--- Begin DATA FOR THE TASK ---

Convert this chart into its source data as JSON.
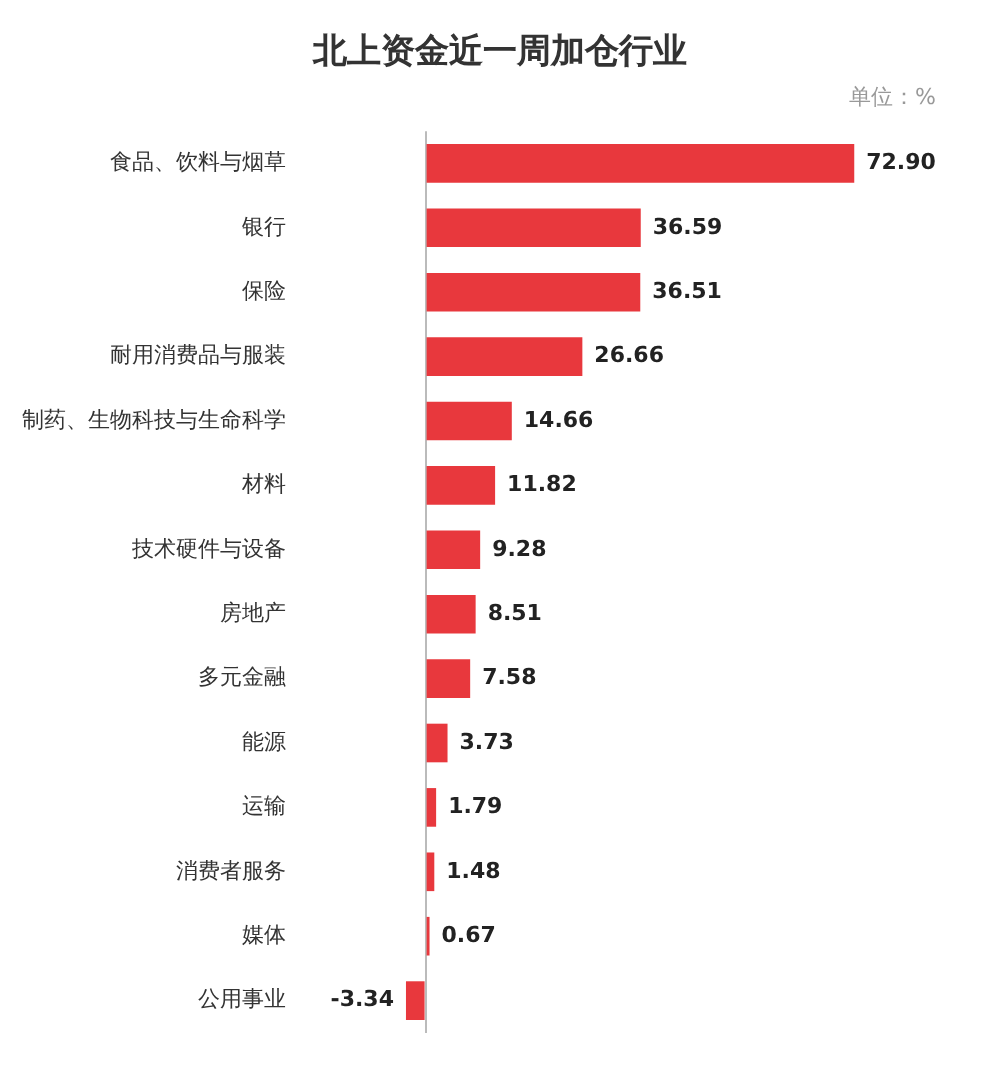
{
  "chart_data": {
    "type": "bar",
    "orientation": "horizontal",
    "title": "北上资金近一周加仓行业",
    "annotations": [
      "单位：%"
    ],
    "categories": [
      "食品、饮料与烟草",
      "银行",
      "保险",
      "耐用消费品与服装",
      "制药、生物科技与生命科学",
      "材料",
      "技术硬件与设备",
      "房地产",
      "多元金融",
      "能源",
      "运输",
      "消费者服务",
      "媒体",
      "公用事业"
    ],
    "values": [
      72.9,
      36.59,
      36.51,
      26.66,
      14.66,
      11.82,
      9.28,
      8.51,
      7.58,
      3.73,
      1.79,
      1.48,
      0.67,
      -3.34
    ],
    "value_labels": [
      "72.90",
      "36.59",
      "36.51",
      "26.66",
      "14.66",
      "11.82",
      "9.28",
      "8.51",
      "7.58",
      "3.73",
      "1.79",
      "1.48",
      "0.67",
      "-3.34"
    ],
    "color": "#e8383d",
    "grid": false,
    "legend": false,
    "tick_labels": "y"
  }
}
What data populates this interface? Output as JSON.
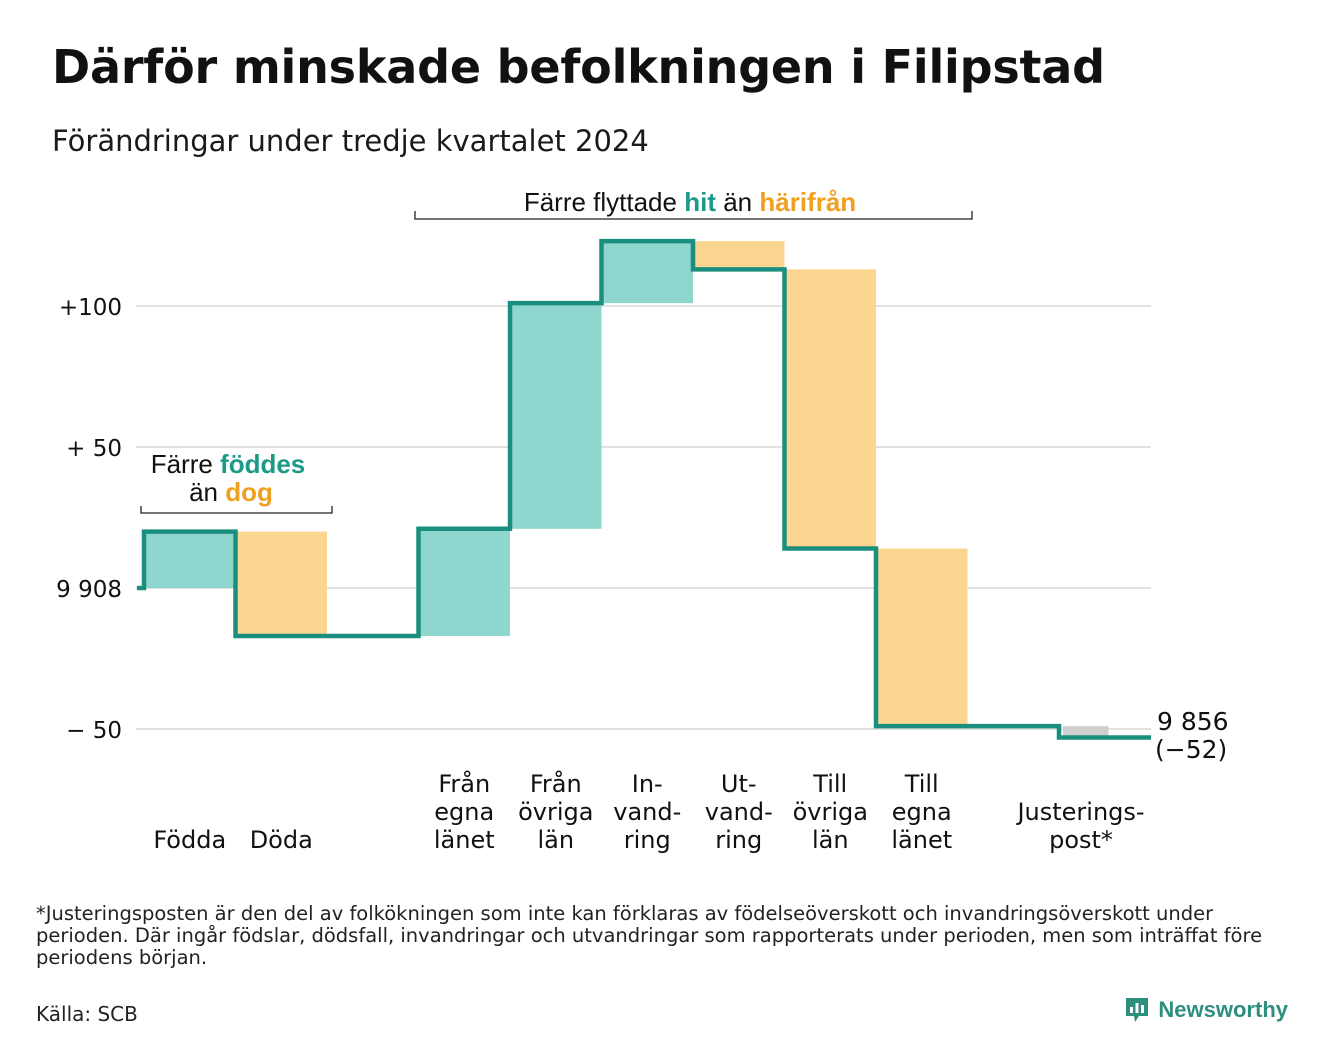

--- End DATA FOR THE TASK ---

THE REQUEST ::
Write out every entry again word for word, without any of the pictures.

WRITTEN SOLUTION ::
Convert this chart into its source data as JSON.
{
  "chart_data": {
    "type": "bar",
    "orientation": "horizontal",
    "title": "北上资金近一周加仓行业",
    "annotations": [
      "单位：%"
    ],
    "categories": [
      "食品、饮料与烟草",
      "银行",
      "保险",
      "耐用消费品与服装",
      "制药、生物科技与生命科学",
      "材料",
      "技术硬件与设备",
      "房地产",
      "多元金融",
      "能源",
      "运输",
      "消费者服务",
      "媒体",
      "公用事业"
    ],
    "values": [
      72.9,
      36.59,
      36.51,
      26.66,
      14.66,
      11.82,
      9.28,
      8.51,
      7.58,
      3.73,
      1.79,
      1.48,
      0.67,
      -3.34
    ],
    "value_labels": [
      "72.90",
      "36.59",
      "36.51",
      "26.66",
      "14.66",
      "11.82",
      "9.28",
      "8.51",
      "7.58",
      "3.73",
      "1.79",
      "1.48",
      "0.67",
      "-3.34"
    ],
    "color": "#e8383d",
    "grid": false,
    "legend": false,
    "tick_labels": "y"
  }
}
What data populates this interface? Output as JSON.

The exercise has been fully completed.